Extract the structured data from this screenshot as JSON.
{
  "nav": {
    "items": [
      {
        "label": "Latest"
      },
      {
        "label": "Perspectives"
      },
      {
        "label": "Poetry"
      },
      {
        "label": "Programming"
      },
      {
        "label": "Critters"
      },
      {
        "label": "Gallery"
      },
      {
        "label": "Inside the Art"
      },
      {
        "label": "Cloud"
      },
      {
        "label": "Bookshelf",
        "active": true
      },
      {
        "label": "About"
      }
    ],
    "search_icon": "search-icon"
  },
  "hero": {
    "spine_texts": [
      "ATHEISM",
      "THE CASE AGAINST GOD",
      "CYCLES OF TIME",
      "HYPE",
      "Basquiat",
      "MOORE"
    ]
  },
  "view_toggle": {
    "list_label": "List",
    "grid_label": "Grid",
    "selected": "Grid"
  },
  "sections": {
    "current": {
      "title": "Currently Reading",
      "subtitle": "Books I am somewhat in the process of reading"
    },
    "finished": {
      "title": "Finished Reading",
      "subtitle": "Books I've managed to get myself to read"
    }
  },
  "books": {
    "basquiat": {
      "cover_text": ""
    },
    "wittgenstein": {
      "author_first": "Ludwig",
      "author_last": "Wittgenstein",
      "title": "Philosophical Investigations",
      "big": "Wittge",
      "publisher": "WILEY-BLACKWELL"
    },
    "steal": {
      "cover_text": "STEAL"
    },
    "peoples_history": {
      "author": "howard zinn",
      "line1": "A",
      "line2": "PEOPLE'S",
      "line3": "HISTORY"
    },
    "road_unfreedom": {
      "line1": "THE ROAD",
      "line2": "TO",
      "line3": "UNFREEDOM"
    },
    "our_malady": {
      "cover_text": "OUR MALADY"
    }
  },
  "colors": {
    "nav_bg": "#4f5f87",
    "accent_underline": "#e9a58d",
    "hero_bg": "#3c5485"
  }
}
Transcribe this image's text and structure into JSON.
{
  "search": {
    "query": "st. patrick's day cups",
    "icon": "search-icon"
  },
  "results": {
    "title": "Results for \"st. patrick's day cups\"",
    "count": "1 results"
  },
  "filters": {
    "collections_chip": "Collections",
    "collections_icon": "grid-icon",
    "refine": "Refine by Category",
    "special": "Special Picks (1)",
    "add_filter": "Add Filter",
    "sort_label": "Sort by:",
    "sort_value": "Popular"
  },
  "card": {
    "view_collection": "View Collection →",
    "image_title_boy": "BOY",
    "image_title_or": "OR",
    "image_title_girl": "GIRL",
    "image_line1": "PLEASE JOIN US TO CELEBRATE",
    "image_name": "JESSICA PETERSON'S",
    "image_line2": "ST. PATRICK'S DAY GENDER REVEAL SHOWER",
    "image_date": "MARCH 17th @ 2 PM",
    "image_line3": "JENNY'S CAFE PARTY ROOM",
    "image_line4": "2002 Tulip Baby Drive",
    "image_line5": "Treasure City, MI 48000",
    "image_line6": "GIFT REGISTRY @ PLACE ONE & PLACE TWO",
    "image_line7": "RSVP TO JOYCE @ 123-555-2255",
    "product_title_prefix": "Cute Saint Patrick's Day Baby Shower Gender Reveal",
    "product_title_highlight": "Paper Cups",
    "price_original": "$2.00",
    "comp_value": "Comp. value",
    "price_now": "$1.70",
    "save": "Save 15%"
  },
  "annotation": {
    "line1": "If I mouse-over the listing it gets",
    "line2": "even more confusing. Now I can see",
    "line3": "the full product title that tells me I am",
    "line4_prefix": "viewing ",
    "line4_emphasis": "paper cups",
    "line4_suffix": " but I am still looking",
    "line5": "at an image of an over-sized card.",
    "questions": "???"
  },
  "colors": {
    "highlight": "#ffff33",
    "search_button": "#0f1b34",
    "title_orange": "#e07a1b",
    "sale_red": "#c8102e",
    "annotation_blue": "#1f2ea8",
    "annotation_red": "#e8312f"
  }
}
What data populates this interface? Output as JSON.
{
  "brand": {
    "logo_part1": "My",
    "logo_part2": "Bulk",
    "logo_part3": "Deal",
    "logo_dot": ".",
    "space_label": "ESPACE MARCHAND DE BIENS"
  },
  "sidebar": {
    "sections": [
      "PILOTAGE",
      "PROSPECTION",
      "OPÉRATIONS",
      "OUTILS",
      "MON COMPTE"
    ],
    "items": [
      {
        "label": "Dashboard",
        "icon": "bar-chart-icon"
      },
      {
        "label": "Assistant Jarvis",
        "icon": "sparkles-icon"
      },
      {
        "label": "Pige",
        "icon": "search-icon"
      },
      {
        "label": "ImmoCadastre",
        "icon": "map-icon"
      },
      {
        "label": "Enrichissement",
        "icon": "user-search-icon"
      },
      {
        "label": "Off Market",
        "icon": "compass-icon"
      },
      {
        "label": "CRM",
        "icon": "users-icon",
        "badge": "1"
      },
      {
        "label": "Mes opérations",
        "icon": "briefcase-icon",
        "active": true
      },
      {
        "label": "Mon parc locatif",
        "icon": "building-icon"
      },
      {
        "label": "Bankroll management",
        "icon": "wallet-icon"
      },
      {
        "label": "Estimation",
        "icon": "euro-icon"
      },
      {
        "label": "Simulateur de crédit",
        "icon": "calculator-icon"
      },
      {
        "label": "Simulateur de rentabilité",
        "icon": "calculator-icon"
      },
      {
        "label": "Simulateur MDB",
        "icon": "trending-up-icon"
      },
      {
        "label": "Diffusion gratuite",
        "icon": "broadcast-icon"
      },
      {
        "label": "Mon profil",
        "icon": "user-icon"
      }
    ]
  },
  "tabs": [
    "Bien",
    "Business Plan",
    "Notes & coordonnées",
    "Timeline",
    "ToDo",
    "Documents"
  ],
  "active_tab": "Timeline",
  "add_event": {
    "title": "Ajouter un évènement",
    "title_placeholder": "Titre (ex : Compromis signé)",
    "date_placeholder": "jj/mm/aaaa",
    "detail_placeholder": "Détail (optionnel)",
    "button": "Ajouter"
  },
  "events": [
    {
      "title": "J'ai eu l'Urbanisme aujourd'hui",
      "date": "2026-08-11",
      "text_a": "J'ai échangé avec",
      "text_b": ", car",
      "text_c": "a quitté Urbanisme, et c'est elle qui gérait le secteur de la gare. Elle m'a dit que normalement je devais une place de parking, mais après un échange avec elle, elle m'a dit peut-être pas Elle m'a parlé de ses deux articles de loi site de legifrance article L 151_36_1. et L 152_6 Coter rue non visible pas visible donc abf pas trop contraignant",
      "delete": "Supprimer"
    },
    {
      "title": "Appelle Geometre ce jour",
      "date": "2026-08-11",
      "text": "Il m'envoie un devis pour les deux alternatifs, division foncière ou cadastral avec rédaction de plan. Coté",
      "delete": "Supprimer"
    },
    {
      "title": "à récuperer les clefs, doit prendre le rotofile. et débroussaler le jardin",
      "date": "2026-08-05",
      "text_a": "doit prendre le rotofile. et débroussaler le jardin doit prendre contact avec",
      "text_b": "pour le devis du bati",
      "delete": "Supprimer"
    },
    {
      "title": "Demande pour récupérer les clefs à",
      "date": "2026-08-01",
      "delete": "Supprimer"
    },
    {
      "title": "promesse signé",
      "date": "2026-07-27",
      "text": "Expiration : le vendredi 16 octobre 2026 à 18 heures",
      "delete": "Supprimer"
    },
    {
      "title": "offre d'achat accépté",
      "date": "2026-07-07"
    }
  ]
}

☆ ☆ ☆ ☆ ☆ ☆ ☆

Which lines of the data above contain "deux"? Copy each one.

:: ANSWER TO THIS EXERCISE ::
      "text_c": "a quitté Urbanisme, et c'est elle qui gérait le secteur de la gare. Elle m'a dit que normalement je devais une place de parking, mais après un échange avec elle, elle m'a dit peut-être pas Elle m'a parlé de ses deux articles de loi site de legifrance article L 151_36_1. et L 152_6 Coter rue non visible pas visible donc abf pas trop contraignant",
      "text": "Il m'envoie un devis pour les deux alternatifs, division foncière ou cadastral avec rédaction de plan. Coté",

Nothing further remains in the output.